Directions ▸ Without further comment, state how many lines in the listing below contain the word "JSON".

Listed entries ▸

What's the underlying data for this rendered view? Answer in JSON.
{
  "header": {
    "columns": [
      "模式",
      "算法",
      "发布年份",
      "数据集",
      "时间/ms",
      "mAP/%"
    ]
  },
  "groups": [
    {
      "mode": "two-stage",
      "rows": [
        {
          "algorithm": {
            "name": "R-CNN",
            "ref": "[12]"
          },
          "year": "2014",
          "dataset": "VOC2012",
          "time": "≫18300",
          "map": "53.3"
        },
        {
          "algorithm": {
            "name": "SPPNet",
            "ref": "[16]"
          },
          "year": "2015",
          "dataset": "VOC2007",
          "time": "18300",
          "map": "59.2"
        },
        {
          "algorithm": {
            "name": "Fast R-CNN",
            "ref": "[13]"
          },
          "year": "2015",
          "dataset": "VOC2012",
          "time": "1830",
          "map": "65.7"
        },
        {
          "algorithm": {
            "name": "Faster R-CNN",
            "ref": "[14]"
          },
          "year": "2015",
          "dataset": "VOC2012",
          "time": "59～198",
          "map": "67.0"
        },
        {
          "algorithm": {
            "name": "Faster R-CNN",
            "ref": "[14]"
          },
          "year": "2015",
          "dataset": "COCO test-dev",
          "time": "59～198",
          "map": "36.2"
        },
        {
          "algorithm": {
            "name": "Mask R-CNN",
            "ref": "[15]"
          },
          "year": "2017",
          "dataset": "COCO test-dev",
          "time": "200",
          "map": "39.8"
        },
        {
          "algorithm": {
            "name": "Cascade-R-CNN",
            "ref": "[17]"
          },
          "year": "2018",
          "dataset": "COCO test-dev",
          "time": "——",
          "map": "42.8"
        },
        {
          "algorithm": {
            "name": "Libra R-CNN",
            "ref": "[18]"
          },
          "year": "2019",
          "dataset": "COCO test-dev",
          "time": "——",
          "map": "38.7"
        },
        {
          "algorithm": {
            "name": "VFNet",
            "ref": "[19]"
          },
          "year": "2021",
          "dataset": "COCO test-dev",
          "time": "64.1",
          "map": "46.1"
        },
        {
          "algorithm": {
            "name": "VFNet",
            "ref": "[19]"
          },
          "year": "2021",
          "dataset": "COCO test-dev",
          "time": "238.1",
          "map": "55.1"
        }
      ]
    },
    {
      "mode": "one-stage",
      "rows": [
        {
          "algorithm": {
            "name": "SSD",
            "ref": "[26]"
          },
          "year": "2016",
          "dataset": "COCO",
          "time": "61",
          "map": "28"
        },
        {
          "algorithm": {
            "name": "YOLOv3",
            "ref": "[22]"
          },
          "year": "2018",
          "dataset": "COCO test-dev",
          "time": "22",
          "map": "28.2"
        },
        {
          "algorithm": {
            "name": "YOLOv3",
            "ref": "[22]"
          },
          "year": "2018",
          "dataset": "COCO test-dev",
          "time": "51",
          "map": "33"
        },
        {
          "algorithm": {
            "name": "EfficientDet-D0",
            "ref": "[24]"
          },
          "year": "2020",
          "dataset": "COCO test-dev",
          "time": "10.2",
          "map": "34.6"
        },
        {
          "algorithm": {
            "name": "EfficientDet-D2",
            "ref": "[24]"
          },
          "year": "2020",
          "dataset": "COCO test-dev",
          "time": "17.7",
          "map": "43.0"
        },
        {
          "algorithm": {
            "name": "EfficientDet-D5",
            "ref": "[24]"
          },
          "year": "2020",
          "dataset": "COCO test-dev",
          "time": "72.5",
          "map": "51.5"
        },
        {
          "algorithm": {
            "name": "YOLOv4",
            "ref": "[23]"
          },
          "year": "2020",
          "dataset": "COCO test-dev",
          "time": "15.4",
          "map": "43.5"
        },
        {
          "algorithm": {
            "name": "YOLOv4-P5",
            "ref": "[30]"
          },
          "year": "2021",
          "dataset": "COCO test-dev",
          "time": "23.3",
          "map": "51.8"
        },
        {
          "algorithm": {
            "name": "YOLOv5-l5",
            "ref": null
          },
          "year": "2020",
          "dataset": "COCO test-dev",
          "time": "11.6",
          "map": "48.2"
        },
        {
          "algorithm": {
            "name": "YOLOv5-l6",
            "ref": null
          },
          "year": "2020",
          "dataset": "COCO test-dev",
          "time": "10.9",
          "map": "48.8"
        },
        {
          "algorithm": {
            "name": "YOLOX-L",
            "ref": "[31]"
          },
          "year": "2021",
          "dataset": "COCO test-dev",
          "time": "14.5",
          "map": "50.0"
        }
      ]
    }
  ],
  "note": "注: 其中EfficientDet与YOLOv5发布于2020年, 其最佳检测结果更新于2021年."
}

* * *

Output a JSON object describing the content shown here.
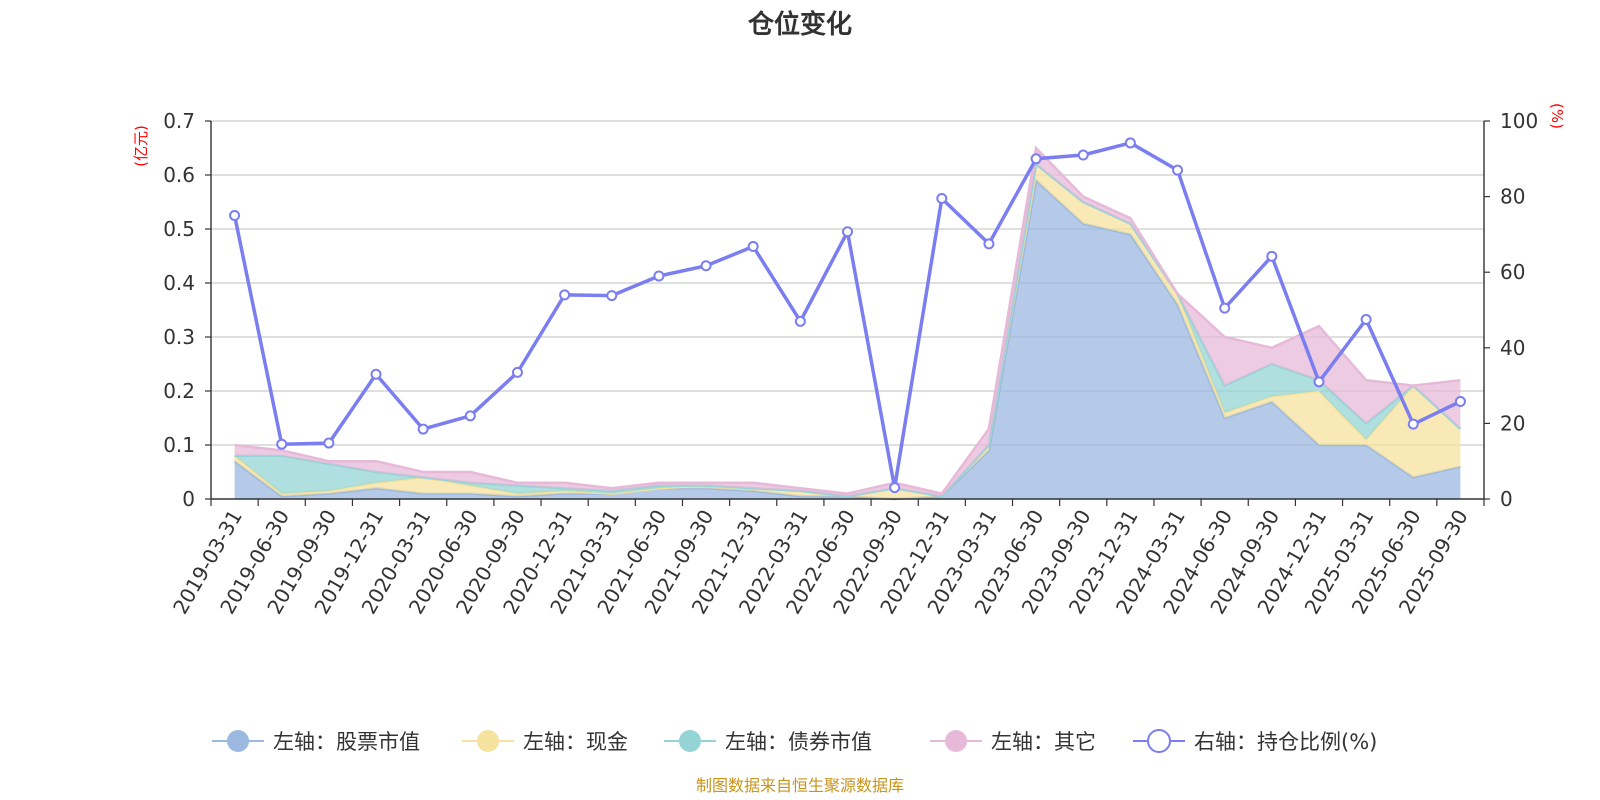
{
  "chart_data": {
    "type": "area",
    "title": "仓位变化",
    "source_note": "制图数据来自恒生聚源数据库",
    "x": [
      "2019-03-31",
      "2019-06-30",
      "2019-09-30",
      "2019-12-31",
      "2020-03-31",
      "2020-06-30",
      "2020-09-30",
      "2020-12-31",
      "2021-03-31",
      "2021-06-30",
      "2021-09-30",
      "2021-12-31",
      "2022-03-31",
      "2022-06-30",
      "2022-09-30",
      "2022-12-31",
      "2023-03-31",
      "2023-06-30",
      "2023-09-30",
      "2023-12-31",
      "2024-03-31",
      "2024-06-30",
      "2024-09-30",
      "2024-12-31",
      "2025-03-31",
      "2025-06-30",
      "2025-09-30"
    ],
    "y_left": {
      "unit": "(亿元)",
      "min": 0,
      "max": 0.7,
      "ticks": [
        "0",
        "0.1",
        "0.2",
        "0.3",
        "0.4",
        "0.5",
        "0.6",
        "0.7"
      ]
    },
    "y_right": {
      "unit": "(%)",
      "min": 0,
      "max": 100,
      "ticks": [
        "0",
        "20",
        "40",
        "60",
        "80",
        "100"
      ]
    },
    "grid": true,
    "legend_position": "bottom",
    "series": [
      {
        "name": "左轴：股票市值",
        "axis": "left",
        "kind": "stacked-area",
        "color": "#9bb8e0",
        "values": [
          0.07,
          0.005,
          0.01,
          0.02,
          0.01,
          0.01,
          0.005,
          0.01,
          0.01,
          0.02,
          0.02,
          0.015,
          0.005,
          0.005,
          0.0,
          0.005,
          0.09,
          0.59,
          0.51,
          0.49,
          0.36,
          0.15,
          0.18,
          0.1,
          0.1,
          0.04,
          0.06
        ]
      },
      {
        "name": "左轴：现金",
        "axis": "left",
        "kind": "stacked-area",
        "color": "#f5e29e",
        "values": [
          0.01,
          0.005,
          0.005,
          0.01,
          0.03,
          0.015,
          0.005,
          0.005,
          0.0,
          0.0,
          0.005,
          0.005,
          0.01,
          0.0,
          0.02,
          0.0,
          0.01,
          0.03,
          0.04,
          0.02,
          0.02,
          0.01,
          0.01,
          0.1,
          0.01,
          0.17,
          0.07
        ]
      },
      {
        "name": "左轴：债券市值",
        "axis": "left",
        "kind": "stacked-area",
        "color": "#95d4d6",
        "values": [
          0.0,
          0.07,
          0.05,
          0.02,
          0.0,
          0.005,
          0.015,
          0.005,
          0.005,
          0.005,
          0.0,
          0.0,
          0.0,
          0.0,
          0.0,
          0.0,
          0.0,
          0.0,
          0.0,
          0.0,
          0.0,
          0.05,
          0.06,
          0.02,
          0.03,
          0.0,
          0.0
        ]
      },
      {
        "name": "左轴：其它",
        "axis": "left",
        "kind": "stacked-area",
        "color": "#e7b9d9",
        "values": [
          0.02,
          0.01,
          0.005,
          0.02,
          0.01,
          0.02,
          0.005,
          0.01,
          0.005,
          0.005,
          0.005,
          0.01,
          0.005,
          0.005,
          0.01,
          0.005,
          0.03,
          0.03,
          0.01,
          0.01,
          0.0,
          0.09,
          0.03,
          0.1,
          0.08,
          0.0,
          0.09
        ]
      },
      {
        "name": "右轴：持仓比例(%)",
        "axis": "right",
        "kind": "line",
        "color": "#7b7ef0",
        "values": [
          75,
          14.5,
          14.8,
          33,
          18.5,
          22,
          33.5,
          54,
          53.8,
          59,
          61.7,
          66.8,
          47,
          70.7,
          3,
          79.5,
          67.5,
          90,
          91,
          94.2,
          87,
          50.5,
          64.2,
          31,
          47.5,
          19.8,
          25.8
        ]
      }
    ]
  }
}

Result ▸ 2